>>>
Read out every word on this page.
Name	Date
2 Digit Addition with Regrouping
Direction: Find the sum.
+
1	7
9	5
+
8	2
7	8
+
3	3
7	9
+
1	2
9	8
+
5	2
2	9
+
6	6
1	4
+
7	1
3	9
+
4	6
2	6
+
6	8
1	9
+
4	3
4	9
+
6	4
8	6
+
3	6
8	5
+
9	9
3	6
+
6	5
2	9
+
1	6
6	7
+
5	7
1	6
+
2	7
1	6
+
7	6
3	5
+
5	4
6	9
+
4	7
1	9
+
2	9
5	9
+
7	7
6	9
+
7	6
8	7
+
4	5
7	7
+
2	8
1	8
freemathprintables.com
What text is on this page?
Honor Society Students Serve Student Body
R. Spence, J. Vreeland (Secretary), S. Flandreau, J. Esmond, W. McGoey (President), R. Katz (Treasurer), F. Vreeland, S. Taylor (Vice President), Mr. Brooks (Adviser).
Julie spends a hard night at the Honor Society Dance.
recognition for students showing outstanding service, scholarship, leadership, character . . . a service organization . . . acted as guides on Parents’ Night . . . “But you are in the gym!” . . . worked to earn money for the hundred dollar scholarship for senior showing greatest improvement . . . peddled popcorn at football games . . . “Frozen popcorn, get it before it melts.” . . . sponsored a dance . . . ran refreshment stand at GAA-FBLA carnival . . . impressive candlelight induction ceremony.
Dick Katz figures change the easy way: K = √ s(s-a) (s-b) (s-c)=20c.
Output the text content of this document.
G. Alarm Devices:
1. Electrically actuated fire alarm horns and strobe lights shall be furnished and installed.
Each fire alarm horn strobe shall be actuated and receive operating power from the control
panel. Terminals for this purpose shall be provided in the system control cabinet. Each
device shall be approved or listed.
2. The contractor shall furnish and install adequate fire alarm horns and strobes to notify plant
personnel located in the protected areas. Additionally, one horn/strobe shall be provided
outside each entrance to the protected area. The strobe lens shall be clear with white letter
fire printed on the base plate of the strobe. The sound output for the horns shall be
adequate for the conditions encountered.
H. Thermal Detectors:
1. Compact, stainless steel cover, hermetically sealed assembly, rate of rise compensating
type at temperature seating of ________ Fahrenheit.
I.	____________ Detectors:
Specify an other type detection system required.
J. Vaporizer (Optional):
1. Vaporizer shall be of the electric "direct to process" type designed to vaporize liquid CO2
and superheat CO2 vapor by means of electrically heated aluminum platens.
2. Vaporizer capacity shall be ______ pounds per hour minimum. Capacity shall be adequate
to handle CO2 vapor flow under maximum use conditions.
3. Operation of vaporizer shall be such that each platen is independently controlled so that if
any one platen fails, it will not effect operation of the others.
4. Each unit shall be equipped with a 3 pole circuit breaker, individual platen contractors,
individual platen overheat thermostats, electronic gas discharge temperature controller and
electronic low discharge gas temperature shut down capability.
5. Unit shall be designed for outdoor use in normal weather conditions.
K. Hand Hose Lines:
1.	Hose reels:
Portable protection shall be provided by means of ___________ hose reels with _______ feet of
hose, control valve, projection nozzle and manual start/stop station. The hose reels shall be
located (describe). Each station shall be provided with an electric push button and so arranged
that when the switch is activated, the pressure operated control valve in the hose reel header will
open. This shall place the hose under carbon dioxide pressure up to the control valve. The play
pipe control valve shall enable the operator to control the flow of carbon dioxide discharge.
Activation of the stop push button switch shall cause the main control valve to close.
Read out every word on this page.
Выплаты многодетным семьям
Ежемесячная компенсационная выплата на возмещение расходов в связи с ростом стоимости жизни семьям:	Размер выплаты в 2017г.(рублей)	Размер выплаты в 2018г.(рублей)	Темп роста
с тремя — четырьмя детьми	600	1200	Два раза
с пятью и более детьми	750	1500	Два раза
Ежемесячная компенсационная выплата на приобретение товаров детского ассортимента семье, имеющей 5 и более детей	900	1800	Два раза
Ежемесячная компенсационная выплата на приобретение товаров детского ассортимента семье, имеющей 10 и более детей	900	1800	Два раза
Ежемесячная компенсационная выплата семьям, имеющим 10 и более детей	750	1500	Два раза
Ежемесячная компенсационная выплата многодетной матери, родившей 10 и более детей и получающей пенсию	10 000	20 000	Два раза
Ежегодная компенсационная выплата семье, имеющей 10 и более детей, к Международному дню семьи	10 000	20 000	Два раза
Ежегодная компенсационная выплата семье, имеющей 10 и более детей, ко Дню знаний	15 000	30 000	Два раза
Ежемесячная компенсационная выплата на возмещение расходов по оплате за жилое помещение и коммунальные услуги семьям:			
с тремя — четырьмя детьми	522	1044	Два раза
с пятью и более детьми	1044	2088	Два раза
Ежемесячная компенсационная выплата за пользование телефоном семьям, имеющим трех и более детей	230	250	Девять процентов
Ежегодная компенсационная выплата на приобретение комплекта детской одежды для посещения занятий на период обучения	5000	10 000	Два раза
<<<
◆ **Directions**
Please output the entire listing exactly as it stands.

◆ **Output of the task**
Read out every word on this page.
Name	Date
2 Digit Addition with Regrouping
Direction: Find the sum.
+
1	7
9	5
+
8	2
7	8
+
3	3
7	9
+
1	2
9	8
+
5	2
2	9
+
6	6
1	4
+
7	1
3	9
+
4	6
2	6
+
6	8
1	9
+
4	3
4	9
+
6	4
8	6
+
3	6
8	5
+
9	9
3	6
+
6	5
2	9
+
1	6
6	7
+
5	7
1	6
+
2	7
1	6
+
7	6
3	5
+
5	4
6	9
+
4	7
1	9
+
2	9
5	9
+
7	7
6	9
+
7	6
8	7
+
4	5
7	7
+
2	8
1	8
freemathprintables.com
What text is on this page?
Honor Society Students Serve Student Body
R. Spence, J. Vreeland (Secretary), S. Flandreau, J. Esmond, W. McGoey (President), R. Katz (Treasurer), F. Vreeland, S. Taylor (Vice President), Mr. Brooks (Adviser).
Julie spends a hard night at the Honor Society Dance.
recognition for students showing outstanding service, scholarship, leadership, character . . . a service organization . . . acted as guides on Parents’ Night . . . “But you are in the gym!” . . . worked to earn money for the hundred dollar scholarship for senior showing greatest improvement . . . peddled popcorn at football games . . . “Frozen popcorn, get it before it melts.” . . . sponsored a dance . . . ran refreshment stand at GAA-FBLA carnival . . . impressive candlelight induction ceremony.
Dick Katz figures change the easy way: K = √ s(s-a) (s-b) (s-c)=20c.
Output the text content of this document.
G. Alarm Devices:
1. Electrically actuated fire alarm horns and strobe lights shall be furnished and installed.
Each fire alarm horn strobe shall be actuated and receive operating power from the control
panel. Terminals for this purpose shall be provided in the system control cabinet. Each
device shall be approved or listed.
2. The contractor shall furnish and install adequate fire alarm horns and strobes to notify plant
personnel located in the protected areas. Additionally, one horn/strobe shall be provided
outside each entrance to the protected area. The strobe lens shall be clear with white letter
fire printed on the base plate of the strobe. The sound output for the horns shall be
adequate for the conditions encountered.
H. Thermal Detectors:
1. Compact, stainless steel cover, hermetically sealed assembly, rate of rise compensating
type at temperature seating of ________ Fahrenheit.
I.	____________ Detectors:
Specify an other type detection system required.
J. Vaporizer (Optional):
1. Vaporizer shall be of the electric "direct to process" type designed to vaporize liquid CO2
and superheat CO2 vapor by means of electrically heated aluminum platens.
2. Vaporizer capacity shall be ______ pounds per hour minimum. Capacity shall be adequate
to handle CO2 vapor flow under maximum use conditions.
3. Operation of vaporizer shall be such that each platen is independently controlled so that if
any one platen fails, it will not effect operation of the others.
4. Each unit shall be equipped with a 3 pole circuit breaker, individual platen contractors,
individual platen overheat thermostats, electronic gas discharge temperature controller and
electronic low discharge gas temperature shut down capability.
5. Unit shall be designed for outdoor use in normal weather conditions.
K. Hand Hose Lines:
1.	Hose reels:
Portable protection shall be provided by means of ___________ hose reels with _______ feet of
hose, control valve, projection nozzle and manual start/stop station. The hose reels shall be
located (describe). Each station shall be provided with an electric push button and so arranged
that when the switch is activated, the pressure operated control valve in the hose reel header will
open. This shall place the hose under carbon dioxide pressure up to the control valve. The play
pipe control valve shall enable the operator to control the flow of carbon dioxide discharge.
Activation of the stop push button switch shall cause the main control valve to close.
Read out every word on this page.
Выплаты многодетным семьям
Ежемесячная компенсационная выплата на возмещение расходов в связи с ростом стоимости жизни семьям:	Размер выплаты в 2017г.(рублей)	Размер выплаты в 2018г.(рублей)	Темп роста
с тремя — четырьмя детьми	600	1200	Два раза
с пятью и более детьми	750	1500	Два раза
Ежемесячная компенсационная выплата на приобретение товаров детского ассортимента семье, имеющей 5 и более детей	900	1800	Два раза
Ежемесячная компенсационная выплата на приобретение товаров детского ассортимента семье, имеющей 10 и более детей	900	1800	Два раза
Ежемесячная компенсационная выплата семьям, имеющим 10 и более детей	750	1500	Два раза
Ежемесячная компенсационная выплата многодетной матери, родившей 10 и более детей и получающей пенсию	10 000	20 000	Два раза
Ежегодная компенсационная выплата семье, имеющей 10 и более детей, к Международному дню семьи	10 000	20 000	Два раза
Ежегодная компенсационная выплата семье, имеющей 10 и более детей, ко Дню знаний	15 000	30 000	Два раза
Ежемесячная компенсационная выплата на возмещение расходов по оплате за жилое помещение и коммунальные услуги семьям:			
с тремя — четырьмя детьми	522	1044	Два раза
с пятью и более детьми	1044	2088	Два раза
Ежемесячная компенсационная выплата за пользование телефоном семьям, имеющим трех и более детей	230	250	Девять процентов
Ежегодная компенсационная выплата на приобретение комплекта детской одежды для посещения занятий на период обучения	5000	10 000	Два раза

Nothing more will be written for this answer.